WHAT THE TASK ASKS
In your copy, leave out the pictures; write out all the data exactly.
══ WORKING DATA ══
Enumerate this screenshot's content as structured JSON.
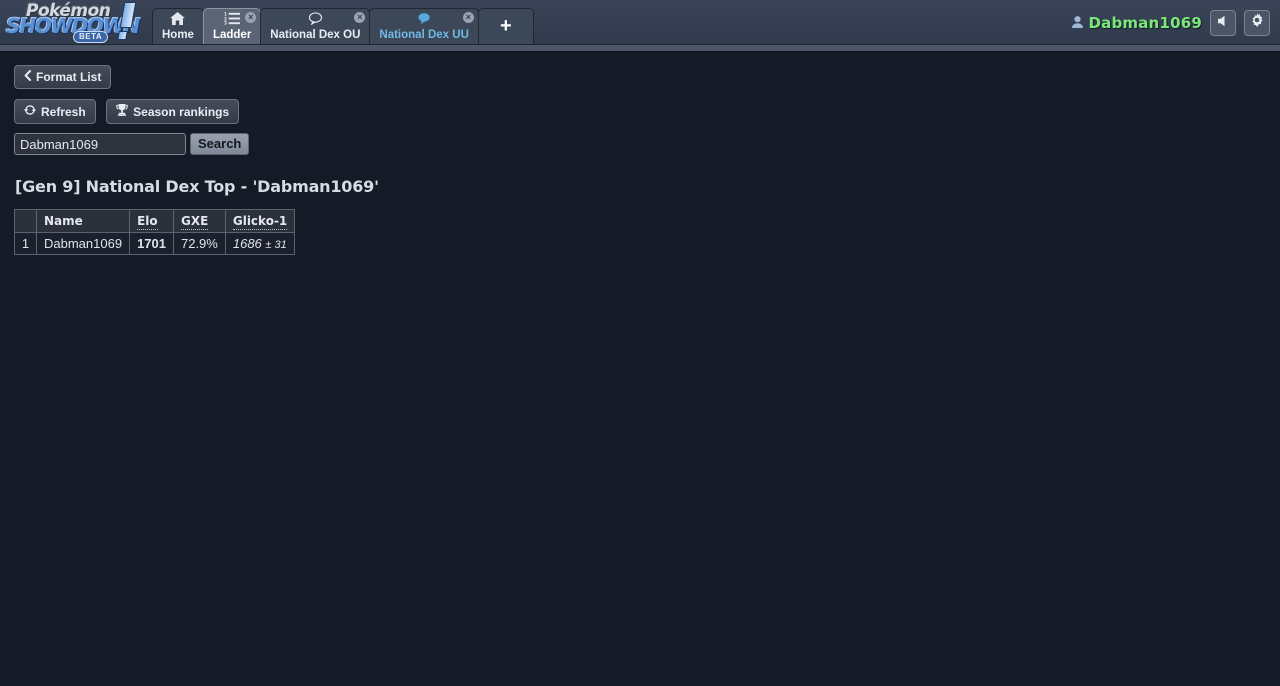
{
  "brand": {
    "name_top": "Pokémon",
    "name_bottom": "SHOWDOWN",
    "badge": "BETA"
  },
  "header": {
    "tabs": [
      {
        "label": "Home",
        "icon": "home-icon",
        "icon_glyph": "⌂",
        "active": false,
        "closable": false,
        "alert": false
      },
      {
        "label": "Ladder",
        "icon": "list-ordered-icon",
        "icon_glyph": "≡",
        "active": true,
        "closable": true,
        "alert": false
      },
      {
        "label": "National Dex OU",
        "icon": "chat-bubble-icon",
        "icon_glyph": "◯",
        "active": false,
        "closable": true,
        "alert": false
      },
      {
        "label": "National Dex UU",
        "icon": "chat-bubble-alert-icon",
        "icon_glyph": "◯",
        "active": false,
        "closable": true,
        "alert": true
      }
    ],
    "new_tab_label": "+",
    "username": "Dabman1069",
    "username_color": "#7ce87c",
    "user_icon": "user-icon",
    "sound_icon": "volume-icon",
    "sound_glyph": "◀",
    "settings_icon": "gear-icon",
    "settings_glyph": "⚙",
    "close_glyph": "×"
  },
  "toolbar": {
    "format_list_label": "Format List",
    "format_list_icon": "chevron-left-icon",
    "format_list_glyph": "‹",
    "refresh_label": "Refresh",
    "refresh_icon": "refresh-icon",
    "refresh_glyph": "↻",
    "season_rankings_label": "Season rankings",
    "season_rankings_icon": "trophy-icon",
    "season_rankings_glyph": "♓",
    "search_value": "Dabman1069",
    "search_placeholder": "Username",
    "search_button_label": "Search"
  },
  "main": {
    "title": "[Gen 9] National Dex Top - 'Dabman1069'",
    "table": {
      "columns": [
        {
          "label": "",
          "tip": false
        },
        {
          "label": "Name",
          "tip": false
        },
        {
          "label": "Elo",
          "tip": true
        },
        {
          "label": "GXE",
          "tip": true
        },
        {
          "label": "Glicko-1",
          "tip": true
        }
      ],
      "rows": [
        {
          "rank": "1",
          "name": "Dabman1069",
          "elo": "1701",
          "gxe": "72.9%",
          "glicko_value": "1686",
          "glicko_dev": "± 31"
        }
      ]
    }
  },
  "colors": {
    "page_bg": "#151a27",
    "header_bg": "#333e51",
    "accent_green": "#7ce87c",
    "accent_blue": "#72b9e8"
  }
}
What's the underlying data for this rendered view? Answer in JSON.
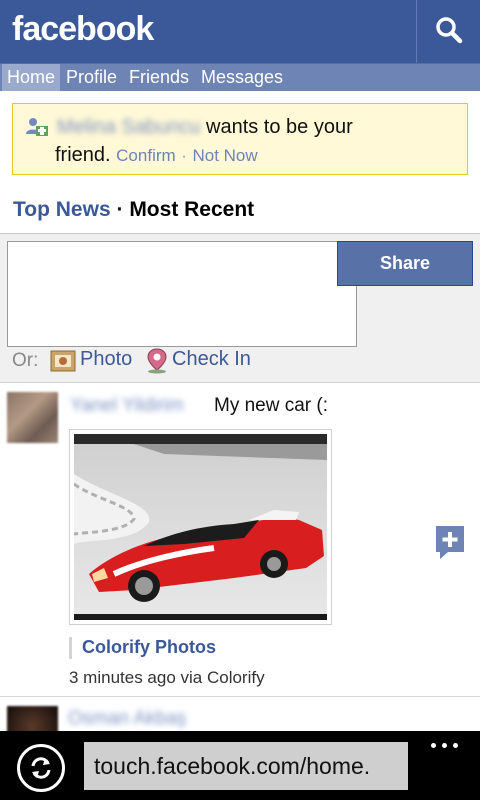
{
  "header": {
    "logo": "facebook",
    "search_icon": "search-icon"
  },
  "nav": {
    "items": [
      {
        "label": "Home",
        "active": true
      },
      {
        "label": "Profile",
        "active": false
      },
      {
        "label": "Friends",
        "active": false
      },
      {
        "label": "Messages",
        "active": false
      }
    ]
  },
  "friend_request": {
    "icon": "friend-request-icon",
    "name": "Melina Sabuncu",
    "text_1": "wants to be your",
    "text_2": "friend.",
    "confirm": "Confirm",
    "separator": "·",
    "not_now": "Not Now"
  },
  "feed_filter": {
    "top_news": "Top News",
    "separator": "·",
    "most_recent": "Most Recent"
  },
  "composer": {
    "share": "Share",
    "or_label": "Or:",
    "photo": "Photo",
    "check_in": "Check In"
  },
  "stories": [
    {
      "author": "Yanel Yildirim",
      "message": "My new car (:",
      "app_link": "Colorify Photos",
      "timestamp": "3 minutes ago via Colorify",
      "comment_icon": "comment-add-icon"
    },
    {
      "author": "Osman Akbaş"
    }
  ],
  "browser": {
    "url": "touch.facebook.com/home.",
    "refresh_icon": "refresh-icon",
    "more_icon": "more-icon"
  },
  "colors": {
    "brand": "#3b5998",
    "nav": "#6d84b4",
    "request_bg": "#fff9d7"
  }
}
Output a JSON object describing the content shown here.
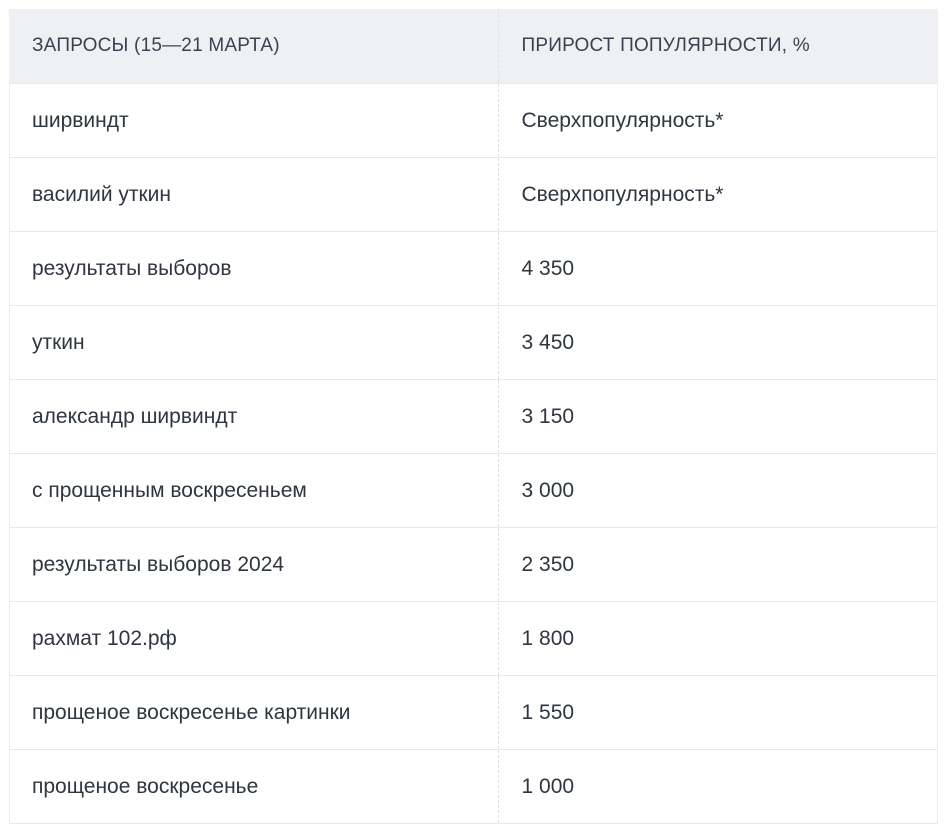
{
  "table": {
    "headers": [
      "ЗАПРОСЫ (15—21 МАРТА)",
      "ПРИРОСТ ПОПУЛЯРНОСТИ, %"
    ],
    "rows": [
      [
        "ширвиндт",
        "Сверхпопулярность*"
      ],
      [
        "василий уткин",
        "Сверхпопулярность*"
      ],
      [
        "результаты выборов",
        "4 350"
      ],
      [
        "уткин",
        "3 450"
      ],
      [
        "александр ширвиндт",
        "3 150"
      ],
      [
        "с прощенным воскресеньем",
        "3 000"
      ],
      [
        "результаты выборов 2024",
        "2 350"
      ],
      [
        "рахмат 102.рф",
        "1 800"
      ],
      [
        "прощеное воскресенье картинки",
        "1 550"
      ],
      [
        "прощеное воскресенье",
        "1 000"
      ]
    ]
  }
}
═══
OUTPUT BELOW
Enumerate this screenshot's content as structured JSON.
{
  "brand": {
    "name_top": "Pokémon",
    "name_bottom": "SHOWDOWN",
    "badge": "BETA"
  },
  "header": {
    "tabs": [
      {
        "label": "Home",
        "icon": "home-icon",
        "icon_glyph": "⌂",
        "active": false,
        "closable": false,
        "alert": false
      },
      {
        "label": "Ladder",
        "icon": "list-ordered-icon",
        "icon_glyph": "≡",
        "active": true,
        "closable": true,
        "alert": false
      },
      {
        "label": "National Dex OU",
        "icon": "chat-bubble-icon",
        "icon_glyph": "◯",
        "active": false,
        "closable": true,
        "alert": false
      },
      {
        "label": "National Dex UU",
        "icon": "chat-bubble-alert-icon",
        "icon_glyph": "◯",
        "active": false,
        "closable": true,
        "alert": true
      }
    ],
    "new_tab_label": "+",
    "username": "Dabman1069",
    "username_color": "#7ce87c",
    "user_icon": "user-icon",
    "sound_icon": "volume-icon",
    "sound_glyph": "◀",
    "settings_icon": "gear-icon",
    "settings_glyph": "⚙",
    "close_glyph": "×"
  },
  "toolbar": {
    "format_list_label": "Format List",
    "format_list_icon": "chevron-left-icon",
    "format_list_glyph": "‹",
    "refresh_label": "Refresh",
    "refresh_icon": "refresh-icon",
    "refresh_glyph": "↻",
    "season_rankings_label": "Season rankings",
    "season_rankings_icon": "trophy-icon",
    "season_rankings_glyph": "♓",
    "search_value": "Dabman1069",
    "search_placeholder": "Username",
    "search_button_label": "Search"
  },
  "main": {
    "title": "[Gen 9] National Dex Top - 'Dabman1069'",
    "table": {
      "columns": [
        {
          "label": "",
          "tip": false
        },
        {
          "label": "Name",
          "tip": false
        },
        {
          "label": "Elo",
          "tip": true
        },
        {
          "label": "GXE",
          "tip": true
        },
        {
          "label": "Glicko-1",
          "tip": true
        }
      ],
      "rows": [
        {
          "rank": "1",
          "name": "Dabman1069",
          "elo": "1701",
          "gxe": "72.9%",
          "glicko_value": "1686",
          "glicko_dev": "± 31"
        }
      ]
    }
  },
  "colors": {
    "page_bg": "#151a27",
    "header_bg": "#333e51",
    "accent_green": "#7ce87c",
    "accent_blue": "#72b9e8"
  }
}
What's the underlying data for this rendered view? Answer in JSON.
{
  "header": {
    "logo": "facebook",
    "search_icon": "search-icon"
  },
  "nav": {
    "items": [
      {
        "label": "Home",
        "active": true
      },
      {
        "label": "Profile",
        "active": false
      },
      {
        "label": "Friends",
        "active": false
      },
      {
        "label": "Messages",
        "active": false
      }
    ]
  },
  "friend_request": {
    "icon": "friend-request-icon",
    "name": "Melina Sabuncu",
    "text_1": "wants to be your",
    "text_2": "friend.",
    "confirm": "Confirm",
    "separator": "·",
    "not_now": "Not Now"
  },
  "feed_filter": {
    "top_news": "Top News",
    "separator": "·",
    "most_recent": "Most Recent"
  },
  "composer": {
    "share": "Share",
    "or_label": "Or:",
    "photo": "Photo",
    "check_in": "Check In"
  },
  "stories": [
    {
      "author": "Yanel Yildirim",
      "message": "My new car (:",
      "app_link": "Colorify Photos",
      "timestamp": "3 minutes ago via Colorify",
      "comment_icon": "comment-add-icon"
    },
    {
      "author": "Osman Akbaş"
    }
  ],
  "browser": {
    "url": "touch.facebook.com/home.",
    "refresh_icon": "refresh-icon",
    "more_icon": "more-icon"
  },
  "colors": {
    "brand": "#3b5998",
    "nav": "#6d84b4",
    "request_bg": "#fff9d7"
  }
}
Output a JSON object describing the content shown here.
{
  "table": {
    "headers": [
      "ЗАПРОСЫ (15—21 МАРТА)",
      "ПРИРОСТ ПОПУЛЯРНОСТИ, %"
    ],
    "rows": [
      [
        "ширвиндт",
        "Сверхпопулярность*"
      ],
      [
        "василий уткин",
        "Сверхпопулярность*"
      ],
      [
        "результаты выборов",
        "4 350"
      ],
      [
        "уткин",
        "3 450"
      ],
      [
        "александр ширвиндт",
        "3 150"
      ],
      [
        "с прощенным воскресеньем",
        "3 000"
      ],
      [
        "результаты выборов 2024",
        "2 350"
      ],
      [
        "рахмат 102.рф",
        "1 800"
      ],
      [
        "прощеное воскресенье картинки",
        "1 550"
      ],
      [
        "прощеное воскресенье",
        "1 000"
      ]
    ]
  }
}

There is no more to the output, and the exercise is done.